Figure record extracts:

_ _ _ _ _ _ _

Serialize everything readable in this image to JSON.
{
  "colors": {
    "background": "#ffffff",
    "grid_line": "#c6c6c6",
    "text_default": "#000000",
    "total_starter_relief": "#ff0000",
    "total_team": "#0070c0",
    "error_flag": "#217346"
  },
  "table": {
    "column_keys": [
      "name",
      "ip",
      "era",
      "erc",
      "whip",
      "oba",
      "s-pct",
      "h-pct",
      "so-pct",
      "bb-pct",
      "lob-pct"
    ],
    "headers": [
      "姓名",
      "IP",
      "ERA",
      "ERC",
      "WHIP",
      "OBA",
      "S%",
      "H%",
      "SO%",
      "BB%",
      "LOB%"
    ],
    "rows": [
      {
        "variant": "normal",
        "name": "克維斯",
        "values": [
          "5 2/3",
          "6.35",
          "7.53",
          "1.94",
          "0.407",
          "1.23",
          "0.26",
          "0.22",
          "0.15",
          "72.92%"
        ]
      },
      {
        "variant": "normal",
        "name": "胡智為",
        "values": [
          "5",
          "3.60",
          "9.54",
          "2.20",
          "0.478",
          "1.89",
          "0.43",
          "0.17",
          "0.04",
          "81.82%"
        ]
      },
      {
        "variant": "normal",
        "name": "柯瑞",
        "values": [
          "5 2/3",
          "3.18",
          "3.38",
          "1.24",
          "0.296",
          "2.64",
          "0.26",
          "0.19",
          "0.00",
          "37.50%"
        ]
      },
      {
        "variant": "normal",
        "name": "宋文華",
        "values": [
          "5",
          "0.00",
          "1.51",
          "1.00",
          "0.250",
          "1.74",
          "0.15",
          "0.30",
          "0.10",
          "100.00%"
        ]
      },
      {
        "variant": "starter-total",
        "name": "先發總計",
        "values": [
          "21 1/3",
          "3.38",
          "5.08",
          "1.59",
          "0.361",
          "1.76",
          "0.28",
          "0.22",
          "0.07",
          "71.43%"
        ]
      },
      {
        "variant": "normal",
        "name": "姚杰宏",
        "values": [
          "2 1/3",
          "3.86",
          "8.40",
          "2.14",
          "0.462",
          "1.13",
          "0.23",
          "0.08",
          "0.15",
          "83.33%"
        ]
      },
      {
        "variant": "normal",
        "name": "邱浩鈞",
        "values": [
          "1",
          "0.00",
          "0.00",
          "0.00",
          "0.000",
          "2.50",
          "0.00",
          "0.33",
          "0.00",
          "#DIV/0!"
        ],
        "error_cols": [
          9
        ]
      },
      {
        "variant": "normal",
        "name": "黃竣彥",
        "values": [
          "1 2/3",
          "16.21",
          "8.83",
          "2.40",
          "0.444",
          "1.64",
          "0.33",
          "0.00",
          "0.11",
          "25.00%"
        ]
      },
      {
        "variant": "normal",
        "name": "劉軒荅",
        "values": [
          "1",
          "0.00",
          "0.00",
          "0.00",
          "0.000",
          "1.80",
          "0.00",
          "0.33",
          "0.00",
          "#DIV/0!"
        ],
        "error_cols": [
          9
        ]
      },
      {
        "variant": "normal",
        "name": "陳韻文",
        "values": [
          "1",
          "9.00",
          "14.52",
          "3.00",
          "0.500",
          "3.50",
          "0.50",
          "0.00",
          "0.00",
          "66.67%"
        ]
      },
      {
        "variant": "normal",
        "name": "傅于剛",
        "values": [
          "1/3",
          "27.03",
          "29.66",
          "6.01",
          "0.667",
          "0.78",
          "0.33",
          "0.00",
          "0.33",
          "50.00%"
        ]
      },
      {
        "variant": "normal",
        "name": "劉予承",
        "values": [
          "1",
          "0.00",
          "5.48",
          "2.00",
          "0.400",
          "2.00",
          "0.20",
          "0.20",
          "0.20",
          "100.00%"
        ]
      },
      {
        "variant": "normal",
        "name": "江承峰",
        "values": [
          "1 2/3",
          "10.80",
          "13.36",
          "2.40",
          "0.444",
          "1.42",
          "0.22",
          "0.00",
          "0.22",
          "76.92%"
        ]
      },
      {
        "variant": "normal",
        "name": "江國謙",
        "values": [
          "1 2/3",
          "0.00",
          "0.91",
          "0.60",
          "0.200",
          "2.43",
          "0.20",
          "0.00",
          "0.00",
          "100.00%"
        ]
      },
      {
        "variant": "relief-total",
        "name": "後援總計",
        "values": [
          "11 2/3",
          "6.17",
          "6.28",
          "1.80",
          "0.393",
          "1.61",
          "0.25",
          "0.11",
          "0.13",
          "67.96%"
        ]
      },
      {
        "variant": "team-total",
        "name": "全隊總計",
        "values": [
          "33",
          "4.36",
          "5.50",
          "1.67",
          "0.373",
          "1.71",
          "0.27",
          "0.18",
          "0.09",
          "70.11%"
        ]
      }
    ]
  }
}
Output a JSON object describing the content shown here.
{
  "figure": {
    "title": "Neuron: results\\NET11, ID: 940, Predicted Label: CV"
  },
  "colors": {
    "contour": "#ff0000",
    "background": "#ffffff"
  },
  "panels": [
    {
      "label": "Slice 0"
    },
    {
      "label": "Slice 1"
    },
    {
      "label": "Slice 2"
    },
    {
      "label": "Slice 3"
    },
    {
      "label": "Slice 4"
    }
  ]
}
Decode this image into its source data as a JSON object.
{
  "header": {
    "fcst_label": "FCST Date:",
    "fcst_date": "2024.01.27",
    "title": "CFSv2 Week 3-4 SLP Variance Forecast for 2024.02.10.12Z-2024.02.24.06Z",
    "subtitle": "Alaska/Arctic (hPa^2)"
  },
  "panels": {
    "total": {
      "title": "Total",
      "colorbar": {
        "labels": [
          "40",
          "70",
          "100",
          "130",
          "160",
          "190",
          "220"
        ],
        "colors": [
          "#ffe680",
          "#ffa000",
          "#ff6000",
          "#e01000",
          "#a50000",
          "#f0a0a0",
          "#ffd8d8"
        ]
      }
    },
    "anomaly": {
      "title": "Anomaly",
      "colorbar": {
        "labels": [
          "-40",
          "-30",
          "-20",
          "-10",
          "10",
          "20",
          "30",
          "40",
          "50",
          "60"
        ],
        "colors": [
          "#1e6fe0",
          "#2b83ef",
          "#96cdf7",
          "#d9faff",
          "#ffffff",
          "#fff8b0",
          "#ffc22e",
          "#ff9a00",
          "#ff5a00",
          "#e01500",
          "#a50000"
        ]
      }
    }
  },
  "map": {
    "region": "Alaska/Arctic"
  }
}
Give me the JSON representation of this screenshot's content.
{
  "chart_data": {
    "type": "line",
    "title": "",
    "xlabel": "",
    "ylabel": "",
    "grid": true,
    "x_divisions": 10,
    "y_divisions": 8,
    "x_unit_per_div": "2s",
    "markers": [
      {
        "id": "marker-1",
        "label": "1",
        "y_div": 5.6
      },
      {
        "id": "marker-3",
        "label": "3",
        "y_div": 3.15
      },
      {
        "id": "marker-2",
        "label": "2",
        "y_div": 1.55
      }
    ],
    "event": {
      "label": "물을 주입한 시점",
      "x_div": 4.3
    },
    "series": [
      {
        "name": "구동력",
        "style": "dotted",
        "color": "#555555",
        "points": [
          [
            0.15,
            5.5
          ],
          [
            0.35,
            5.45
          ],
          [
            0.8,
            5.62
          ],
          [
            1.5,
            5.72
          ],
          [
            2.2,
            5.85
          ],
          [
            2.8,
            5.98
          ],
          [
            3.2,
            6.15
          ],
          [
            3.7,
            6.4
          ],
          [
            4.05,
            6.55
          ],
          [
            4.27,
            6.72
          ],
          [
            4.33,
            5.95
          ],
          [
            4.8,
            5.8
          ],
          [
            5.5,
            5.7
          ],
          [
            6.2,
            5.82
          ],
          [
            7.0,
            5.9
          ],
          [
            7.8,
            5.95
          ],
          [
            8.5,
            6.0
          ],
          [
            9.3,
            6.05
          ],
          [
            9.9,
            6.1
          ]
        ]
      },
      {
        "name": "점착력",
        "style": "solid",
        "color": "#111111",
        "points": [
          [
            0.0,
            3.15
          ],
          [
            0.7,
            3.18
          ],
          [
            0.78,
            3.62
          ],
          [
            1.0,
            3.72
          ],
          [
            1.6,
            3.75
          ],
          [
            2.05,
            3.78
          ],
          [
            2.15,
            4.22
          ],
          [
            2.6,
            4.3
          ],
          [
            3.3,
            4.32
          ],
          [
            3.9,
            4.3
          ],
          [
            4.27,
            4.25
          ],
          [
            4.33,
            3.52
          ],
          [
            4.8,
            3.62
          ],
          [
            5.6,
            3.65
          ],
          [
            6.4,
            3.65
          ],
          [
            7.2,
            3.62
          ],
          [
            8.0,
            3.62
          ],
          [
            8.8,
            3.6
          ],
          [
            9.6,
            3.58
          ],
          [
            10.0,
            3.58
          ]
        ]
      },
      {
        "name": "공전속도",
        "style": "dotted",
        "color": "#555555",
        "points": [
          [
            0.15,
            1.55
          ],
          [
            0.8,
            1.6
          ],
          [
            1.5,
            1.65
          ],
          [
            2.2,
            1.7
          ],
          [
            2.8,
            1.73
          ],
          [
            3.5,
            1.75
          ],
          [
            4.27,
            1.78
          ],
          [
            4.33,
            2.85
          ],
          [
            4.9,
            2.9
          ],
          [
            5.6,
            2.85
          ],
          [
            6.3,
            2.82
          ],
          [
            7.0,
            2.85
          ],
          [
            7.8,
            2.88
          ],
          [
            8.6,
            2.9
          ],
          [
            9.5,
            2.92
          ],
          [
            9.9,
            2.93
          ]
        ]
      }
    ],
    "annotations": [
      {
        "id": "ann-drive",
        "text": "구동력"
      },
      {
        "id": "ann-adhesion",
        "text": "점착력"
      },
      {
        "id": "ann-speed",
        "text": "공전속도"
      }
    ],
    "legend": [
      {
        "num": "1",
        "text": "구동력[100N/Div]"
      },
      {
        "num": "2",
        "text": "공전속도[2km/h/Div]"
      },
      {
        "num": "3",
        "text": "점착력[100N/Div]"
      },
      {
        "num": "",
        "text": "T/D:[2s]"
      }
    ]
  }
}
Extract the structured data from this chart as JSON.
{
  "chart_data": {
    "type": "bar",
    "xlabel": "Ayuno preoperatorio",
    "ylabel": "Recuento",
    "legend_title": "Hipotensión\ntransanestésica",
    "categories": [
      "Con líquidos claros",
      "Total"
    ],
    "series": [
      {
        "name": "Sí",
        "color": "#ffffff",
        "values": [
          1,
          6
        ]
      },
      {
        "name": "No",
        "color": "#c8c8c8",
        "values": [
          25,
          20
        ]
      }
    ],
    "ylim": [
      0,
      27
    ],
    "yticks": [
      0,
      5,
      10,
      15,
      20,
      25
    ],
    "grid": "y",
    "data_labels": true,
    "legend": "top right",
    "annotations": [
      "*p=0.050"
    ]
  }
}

_ _ _ _ _ _ _

→ Set exercise
Your answer should be a single number: the count of lines that contain "image".

→ Reply to the exercise
2